• **Requirement**:
Starting from the line containing "What does this", write out the rest of the entries exactly, through the final line, including nothing else.

• **Stored records**:
####################

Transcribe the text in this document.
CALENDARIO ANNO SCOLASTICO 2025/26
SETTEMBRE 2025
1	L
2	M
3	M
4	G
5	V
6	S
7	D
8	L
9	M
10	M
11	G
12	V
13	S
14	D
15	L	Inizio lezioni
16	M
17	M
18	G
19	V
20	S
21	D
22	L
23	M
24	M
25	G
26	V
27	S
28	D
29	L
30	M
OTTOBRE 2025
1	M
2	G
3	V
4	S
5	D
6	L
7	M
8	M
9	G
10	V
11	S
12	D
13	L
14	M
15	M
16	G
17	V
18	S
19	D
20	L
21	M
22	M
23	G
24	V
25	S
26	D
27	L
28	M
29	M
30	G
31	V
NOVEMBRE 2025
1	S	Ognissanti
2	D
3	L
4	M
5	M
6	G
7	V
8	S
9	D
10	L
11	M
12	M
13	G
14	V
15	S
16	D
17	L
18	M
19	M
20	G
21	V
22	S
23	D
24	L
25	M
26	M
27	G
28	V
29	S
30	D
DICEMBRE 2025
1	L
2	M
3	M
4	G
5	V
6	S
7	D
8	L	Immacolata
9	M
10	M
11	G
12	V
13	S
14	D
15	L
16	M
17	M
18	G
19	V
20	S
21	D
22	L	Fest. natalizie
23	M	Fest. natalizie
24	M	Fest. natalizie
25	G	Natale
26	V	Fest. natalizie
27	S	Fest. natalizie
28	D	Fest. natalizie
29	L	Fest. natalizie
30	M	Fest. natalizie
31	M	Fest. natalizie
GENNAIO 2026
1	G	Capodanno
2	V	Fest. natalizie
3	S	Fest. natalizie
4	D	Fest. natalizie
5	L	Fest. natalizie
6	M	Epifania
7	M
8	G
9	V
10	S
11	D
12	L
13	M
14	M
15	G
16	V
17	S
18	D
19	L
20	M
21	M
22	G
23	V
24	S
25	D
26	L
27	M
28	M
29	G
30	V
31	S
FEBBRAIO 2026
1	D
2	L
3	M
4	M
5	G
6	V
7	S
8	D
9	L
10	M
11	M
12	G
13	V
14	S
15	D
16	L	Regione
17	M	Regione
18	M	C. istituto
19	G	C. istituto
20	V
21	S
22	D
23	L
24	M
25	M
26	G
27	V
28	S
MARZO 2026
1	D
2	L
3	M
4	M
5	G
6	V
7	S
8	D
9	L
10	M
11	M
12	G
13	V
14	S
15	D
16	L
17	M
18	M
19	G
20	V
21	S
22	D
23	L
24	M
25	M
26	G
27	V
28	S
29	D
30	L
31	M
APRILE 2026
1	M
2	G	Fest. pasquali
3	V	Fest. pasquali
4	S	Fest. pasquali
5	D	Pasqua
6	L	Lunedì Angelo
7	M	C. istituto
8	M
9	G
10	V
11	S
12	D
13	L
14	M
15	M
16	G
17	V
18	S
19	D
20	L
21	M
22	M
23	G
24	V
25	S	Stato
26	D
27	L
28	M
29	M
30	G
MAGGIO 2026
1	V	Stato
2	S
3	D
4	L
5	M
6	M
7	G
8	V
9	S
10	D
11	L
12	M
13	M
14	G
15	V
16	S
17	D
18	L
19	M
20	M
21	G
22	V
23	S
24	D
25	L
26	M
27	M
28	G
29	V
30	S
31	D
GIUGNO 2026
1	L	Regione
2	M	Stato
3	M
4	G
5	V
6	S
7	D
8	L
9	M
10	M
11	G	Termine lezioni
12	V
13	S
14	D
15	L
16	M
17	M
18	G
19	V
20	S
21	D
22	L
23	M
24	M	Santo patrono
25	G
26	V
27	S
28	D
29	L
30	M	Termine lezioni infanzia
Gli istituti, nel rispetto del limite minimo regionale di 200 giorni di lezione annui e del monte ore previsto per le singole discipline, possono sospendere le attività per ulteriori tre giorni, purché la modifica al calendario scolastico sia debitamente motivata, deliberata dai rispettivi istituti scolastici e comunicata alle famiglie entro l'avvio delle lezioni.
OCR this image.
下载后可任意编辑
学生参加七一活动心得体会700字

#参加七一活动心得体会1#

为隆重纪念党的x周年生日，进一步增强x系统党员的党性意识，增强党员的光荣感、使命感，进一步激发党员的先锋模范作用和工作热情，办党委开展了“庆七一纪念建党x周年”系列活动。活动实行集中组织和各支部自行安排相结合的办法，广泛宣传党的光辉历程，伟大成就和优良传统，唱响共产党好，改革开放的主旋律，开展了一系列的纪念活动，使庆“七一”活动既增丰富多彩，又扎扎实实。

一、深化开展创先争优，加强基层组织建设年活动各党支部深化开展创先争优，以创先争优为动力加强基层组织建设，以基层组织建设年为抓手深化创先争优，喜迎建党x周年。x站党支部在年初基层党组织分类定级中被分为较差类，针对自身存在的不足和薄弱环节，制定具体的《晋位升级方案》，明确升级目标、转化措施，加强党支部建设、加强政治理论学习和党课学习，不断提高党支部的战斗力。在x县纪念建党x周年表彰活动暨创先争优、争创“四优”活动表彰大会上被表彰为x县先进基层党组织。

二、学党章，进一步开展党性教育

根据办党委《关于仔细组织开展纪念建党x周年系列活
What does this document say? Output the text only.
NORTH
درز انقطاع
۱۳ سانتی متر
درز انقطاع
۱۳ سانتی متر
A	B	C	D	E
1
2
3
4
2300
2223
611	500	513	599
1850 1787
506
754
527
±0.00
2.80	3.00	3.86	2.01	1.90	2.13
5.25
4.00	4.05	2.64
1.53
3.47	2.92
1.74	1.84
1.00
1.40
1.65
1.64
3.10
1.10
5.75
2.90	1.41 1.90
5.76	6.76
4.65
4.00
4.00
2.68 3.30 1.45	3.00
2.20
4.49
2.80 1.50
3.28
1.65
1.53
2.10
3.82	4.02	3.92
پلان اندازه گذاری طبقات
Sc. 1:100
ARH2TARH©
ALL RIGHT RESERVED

####################

• **Written solution**:
What does this document say? Output the text only.
NORTH
درز انقطاع
۱۳ سانتی متر
درز انقطاع
۱۳ سانتی متر
A	B	C	D	E
1
2
3
4
2300
2223
611	500	513	599
1850 1787
506
754
527
±0.00
2.80	3.00	3.86	2.01	1.90	2.13
5.25
4.00	4.05	2.64
1.53
3.47	2.92
1.74	1.84
1.00
1.40
1.65
1.64
3.10
1.10
5.75
2.90	1.41 1.90
5.76	6.76
4.65
4.00
4.00
2.68 3.30 1.45	3.00
2.20
4.49
2.80 1.50
3.28
1.65
1.53
2.10
3.82	4.02	3.92
پلان اندازه گذاری طبقات
Sc. 1:100
ARH2TARH©
ALL RIGHT RESERVED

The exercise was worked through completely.